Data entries

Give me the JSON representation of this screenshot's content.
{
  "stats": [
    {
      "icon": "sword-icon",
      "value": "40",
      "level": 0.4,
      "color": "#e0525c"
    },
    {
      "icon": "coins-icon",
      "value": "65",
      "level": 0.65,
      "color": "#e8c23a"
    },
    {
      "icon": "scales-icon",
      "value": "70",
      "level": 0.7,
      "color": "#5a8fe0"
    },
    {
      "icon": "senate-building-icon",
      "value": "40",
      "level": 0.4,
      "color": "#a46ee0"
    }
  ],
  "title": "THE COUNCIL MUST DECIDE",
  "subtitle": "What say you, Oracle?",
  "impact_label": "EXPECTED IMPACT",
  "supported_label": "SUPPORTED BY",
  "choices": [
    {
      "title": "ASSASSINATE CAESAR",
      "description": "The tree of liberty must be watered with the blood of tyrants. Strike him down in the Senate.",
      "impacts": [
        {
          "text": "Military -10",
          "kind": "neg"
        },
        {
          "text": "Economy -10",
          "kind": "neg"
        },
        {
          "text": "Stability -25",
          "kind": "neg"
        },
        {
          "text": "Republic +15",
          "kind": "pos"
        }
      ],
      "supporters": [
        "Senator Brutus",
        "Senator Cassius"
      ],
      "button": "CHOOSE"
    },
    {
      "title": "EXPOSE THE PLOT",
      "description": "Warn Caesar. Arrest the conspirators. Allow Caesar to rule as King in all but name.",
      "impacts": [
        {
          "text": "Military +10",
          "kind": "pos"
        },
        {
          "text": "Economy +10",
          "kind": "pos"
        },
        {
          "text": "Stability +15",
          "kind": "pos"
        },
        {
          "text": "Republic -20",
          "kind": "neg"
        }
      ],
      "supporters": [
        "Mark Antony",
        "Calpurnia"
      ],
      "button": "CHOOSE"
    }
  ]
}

### Your objective
Copy out each record exactly as given, omitting none.

### Expected answer
Give me the JSON representation of this screenshot's content.
{
  "stats": [
    {
      "icon": "sword-icon",
      "value": "40",
      "level": 0.4,
      "color": "#e0525c"
    },
    {
      "icon": "coins-icon",
      "value": "65",
      "level": 0.65,
      "color": "#e8c23a"
    },
    {
      "icon": "scales-icon",
      "value": "70",
      "level": 0.7,
      "color": "#5a8fe0"
    },
    {
      "icon": "senate-building-icon",
      "value": "40",
      "level": 0.4,
      "color": "#a46ee0"
    }
  ],
  "title": "THE COUNCIL MUST DECIDE",
  "subtitle": "What say you, Oracle?",
  "impact_label": "EXPECTED IMPACT",
  "supported_label": "SUPPORTED BY",
  "choices": [
    {
      "title": "ASSASSINATE CAESAR",
      "description": "The tree of liberty must be watered with the blood of tyrants. Strike him down in the Senate.",
      "impacts": [
        {
          "text": "Military -10",
          "kind": "neg"
        },
        {
          "text": "Economy -10",
          "kind": "neg"
        },
        {
          "text": "Stability -25",
          "kind": "neg"
        },
        {
          "text": "Republic +15",
          "kind": "pos"
        }
      ],
      "supporters": [
        "Senator Brutus",
        "Senator Cassius"
      ],
      "button": "CHOOSE"
    },
    {
      "title": "EXPOSE THE PLOT",
      "description": "Warn Caesar. Arrest the conspirators. Allow Caesar to rule as King in all but name.",
      "impacts": [
        {
          "text": "Military +10",
          "kind": "pos"
        },
        {
          "text": "Economy +10",
          "kind": "pos"
        },
        {
          "text": "Stability +15",
          "kind": "pos"
        },
        {
          "text": "Republic -20",
          "kind": "neg"
        }
      ],
      "supporters": [
        "Mark Antony",
        "Calpurnia"
      ],
      "button": "CHOOSE"
    }
  ]
}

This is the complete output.